Goal> Track down the lines that contain "gear" and copy them.

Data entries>
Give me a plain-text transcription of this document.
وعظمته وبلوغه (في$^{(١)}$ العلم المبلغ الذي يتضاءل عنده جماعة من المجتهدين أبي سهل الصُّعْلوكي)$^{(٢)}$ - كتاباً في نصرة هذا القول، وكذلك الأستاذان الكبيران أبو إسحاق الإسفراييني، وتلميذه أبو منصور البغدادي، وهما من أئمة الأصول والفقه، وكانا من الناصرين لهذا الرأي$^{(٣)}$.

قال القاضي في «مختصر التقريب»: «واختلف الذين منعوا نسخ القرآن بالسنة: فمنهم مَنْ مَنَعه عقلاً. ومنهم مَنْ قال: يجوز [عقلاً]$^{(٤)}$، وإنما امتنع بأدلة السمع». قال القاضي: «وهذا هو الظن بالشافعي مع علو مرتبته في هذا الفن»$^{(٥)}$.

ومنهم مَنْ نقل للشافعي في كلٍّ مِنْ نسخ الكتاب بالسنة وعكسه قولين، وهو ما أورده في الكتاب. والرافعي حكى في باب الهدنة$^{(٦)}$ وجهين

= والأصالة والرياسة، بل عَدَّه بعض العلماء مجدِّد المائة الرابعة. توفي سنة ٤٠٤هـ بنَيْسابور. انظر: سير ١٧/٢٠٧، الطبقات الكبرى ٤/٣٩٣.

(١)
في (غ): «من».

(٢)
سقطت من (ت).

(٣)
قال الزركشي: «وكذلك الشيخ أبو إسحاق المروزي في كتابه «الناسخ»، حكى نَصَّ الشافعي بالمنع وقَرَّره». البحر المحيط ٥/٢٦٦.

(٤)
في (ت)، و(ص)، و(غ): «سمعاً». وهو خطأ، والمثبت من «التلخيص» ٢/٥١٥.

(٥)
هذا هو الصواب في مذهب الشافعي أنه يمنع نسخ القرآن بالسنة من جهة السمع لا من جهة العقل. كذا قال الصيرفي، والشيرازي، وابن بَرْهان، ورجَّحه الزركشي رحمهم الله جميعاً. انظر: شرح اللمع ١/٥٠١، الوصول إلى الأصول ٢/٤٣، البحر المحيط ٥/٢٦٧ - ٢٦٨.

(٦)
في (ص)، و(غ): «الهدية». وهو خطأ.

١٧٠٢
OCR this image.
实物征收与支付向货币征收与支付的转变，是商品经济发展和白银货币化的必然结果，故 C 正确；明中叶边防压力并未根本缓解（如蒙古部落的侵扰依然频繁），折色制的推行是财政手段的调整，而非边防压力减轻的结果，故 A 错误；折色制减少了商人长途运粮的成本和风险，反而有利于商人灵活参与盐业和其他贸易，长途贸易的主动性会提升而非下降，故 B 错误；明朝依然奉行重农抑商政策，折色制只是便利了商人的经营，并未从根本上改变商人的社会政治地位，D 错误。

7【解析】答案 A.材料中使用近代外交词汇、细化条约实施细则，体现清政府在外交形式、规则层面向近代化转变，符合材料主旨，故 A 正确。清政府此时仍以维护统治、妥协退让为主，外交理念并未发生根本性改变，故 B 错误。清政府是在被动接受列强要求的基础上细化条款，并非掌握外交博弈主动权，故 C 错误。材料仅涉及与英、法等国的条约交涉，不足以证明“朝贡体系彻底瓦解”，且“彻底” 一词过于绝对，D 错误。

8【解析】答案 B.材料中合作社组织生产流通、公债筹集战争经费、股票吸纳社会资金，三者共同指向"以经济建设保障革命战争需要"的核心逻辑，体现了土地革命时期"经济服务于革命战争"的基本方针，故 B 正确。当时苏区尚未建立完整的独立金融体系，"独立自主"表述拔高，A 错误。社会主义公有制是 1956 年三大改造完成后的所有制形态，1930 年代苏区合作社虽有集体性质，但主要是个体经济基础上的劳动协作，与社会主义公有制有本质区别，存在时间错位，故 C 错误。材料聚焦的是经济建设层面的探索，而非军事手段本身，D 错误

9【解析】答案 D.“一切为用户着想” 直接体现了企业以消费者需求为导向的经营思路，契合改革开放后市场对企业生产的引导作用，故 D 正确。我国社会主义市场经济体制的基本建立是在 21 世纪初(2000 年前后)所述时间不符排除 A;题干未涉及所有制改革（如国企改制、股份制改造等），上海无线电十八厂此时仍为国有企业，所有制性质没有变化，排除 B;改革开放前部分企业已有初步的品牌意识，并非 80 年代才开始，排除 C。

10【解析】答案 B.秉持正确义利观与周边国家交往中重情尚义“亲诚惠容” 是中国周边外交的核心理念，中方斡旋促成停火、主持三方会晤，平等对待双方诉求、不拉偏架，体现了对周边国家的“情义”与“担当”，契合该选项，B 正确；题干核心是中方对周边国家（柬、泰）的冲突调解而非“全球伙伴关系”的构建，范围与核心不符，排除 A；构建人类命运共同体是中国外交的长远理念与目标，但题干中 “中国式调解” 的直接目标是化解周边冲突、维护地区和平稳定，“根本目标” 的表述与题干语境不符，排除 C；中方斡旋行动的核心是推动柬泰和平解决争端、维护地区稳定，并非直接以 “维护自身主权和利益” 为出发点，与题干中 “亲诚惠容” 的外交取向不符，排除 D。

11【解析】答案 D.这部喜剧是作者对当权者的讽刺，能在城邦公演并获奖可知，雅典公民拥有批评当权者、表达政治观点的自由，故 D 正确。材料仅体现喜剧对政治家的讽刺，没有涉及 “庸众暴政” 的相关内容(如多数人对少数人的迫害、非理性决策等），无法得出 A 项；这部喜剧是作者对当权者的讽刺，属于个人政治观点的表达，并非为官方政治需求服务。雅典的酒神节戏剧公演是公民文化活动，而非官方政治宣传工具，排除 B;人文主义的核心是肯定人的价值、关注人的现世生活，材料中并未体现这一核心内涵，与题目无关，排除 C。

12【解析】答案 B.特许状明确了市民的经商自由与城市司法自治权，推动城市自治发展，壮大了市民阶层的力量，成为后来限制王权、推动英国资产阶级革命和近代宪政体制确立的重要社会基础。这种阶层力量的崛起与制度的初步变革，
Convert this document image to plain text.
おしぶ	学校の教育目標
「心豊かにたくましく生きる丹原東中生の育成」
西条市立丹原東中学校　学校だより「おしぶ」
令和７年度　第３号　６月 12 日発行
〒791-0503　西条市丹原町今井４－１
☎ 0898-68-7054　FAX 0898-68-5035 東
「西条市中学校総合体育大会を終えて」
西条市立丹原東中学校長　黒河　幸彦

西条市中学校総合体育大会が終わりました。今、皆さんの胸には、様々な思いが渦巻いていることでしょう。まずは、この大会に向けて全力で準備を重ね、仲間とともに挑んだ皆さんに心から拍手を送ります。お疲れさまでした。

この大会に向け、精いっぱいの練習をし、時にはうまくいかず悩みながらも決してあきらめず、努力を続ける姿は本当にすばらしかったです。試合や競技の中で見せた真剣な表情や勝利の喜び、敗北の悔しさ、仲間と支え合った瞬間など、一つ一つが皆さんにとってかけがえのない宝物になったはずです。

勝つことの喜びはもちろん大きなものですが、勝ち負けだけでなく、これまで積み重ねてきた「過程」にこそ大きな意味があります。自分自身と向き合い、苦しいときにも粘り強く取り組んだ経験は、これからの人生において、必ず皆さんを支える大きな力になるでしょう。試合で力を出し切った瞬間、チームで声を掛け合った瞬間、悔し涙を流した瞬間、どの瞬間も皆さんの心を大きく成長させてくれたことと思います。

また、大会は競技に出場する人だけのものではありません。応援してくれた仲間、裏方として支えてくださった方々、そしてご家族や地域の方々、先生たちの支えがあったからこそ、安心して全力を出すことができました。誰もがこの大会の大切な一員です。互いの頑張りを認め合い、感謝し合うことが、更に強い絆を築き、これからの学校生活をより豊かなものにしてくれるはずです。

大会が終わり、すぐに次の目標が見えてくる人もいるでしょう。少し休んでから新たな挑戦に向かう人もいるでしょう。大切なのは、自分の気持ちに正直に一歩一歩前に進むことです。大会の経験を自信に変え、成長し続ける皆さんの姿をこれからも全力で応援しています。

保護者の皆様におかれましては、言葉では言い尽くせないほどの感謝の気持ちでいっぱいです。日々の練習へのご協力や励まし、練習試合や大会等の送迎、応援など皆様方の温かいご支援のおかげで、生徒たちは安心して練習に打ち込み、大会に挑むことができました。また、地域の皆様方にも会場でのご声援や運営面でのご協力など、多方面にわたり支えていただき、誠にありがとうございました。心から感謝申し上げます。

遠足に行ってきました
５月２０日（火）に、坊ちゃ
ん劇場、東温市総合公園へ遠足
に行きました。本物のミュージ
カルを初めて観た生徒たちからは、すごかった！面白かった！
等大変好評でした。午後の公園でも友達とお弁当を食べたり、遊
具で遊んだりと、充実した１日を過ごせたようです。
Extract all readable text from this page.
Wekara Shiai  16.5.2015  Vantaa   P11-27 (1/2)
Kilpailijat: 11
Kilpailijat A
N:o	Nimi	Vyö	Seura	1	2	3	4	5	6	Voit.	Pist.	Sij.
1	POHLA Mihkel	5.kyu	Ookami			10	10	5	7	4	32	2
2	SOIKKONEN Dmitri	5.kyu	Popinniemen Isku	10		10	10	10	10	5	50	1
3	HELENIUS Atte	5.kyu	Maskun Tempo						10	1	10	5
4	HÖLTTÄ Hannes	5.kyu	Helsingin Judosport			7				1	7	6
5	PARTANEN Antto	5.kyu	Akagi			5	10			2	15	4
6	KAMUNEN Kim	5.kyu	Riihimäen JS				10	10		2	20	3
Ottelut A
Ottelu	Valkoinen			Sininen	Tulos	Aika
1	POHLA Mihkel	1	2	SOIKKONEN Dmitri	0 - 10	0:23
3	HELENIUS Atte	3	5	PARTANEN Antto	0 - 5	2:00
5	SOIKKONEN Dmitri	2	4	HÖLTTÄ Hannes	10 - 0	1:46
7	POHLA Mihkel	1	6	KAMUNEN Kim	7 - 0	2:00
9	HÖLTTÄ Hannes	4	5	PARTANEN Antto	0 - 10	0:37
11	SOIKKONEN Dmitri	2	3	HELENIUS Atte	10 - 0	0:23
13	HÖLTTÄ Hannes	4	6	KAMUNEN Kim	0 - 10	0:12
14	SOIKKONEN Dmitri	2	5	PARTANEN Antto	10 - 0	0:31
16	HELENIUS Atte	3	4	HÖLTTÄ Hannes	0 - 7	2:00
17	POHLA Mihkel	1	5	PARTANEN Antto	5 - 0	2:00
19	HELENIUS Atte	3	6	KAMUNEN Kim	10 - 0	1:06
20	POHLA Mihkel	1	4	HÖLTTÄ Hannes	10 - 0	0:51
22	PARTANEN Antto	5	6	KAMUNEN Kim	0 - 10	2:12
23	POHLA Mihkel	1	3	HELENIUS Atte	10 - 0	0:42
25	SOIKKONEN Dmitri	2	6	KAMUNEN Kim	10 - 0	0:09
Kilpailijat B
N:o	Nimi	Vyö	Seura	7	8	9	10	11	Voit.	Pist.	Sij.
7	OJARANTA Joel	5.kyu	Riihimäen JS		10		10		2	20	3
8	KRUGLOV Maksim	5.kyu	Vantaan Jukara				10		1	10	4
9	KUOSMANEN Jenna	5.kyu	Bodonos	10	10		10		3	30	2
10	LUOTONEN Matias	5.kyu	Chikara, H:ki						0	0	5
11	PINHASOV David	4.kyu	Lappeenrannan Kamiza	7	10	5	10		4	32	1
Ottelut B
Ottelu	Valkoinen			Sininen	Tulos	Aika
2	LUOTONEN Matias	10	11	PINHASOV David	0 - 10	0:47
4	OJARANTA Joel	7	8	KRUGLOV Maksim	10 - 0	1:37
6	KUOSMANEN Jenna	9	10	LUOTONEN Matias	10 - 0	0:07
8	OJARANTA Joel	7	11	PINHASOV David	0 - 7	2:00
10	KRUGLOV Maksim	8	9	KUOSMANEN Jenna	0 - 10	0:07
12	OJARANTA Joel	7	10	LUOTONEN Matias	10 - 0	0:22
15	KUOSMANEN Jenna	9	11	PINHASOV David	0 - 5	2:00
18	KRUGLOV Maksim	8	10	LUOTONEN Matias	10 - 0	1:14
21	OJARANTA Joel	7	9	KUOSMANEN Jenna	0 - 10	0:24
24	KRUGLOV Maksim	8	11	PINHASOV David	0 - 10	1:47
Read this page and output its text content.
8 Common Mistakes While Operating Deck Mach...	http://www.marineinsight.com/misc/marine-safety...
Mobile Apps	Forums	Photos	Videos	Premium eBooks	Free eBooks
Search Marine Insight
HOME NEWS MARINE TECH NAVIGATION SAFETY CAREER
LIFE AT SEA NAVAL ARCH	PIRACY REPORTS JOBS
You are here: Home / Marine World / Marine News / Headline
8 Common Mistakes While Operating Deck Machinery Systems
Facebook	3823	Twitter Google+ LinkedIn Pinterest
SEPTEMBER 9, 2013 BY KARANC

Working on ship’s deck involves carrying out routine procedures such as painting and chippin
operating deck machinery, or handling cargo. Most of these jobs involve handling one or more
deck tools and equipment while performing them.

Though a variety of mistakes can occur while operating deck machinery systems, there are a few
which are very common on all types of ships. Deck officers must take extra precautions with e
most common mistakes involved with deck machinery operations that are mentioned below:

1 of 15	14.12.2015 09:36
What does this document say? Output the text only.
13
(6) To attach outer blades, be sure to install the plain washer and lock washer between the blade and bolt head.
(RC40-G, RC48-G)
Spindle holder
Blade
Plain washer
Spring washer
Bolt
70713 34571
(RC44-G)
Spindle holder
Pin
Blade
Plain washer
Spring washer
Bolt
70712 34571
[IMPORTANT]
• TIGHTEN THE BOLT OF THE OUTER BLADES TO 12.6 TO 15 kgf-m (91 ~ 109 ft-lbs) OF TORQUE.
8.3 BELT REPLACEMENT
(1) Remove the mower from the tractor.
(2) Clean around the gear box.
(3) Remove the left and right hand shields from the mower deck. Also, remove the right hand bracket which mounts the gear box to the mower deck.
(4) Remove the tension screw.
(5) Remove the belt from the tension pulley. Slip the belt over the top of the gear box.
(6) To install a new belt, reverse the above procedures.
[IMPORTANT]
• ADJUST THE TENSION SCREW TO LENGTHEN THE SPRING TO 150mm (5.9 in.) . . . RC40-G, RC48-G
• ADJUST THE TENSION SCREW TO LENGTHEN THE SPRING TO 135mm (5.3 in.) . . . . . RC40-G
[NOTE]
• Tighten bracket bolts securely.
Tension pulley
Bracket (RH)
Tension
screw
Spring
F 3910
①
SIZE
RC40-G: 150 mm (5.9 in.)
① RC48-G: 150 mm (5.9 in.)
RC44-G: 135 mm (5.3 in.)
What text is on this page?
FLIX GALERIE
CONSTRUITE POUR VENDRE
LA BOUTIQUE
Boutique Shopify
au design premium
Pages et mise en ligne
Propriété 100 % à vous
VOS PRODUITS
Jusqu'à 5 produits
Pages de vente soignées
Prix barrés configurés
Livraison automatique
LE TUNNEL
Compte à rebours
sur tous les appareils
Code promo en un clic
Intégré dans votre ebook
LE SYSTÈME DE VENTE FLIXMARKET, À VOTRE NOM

Finished answer>
(2) Clean around the gear box.
(3) Remove the left and right hand shields from the mower deck. Also, remove the right hand bracket which mounts the gear box to the mower deck.
(5) Remove the belt from the tension pulley. Slip the belt over the top of the gear box.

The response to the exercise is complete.